Look through the data below and return each line where "Account" appears.

══════════

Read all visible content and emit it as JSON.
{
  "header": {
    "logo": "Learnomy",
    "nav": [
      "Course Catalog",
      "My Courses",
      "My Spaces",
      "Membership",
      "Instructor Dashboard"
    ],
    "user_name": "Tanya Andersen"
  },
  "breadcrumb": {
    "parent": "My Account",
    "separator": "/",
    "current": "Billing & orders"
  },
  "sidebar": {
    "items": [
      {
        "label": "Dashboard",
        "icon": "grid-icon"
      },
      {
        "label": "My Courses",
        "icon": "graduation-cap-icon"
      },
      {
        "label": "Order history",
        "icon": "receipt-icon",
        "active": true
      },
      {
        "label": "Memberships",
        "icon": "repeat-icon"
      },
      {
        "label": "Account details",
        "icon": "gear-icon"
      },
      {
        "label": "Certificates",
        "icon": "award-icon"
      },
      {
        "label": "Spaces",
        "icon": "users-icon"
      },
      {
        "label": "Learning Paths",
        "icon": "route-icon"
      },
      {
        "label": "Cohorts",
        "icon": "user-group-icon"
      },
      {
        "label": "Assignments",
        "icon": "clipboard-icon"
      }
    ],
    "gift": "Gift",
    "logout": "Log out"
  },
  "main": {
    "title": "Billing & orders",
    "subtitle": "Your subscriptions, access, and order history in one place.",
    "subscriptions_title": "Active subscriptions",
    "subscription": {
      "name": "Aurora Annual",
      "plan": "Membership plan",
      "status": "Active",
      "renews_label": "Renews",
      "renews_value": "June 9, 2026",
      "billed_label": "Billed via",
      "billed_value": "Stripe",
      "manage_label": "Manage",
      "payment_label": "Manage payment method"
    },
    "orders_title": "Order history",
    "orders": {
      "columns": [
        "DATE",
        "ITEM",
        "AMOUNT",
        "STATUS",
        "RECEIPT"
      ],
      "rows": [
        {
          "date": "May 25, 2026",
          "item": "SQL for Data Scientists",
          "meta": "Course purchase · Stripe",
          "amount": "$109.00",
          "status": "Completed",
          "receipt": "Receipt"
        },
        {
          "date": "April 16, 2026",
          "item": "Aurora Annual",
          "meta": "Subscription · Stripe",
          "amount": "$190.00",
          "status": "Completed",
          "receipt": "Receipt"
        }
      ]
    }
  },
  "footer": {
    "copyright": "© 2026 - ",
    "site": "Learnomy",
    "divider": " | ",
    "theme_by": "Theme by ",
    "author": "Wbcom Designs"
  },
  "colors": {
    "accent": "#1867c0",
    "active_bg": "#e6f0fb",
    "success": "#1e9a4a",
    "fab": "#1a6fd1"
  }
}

══════════

=== Solution for this problem ===
    "parent": "My Account",
        "label": "Account details",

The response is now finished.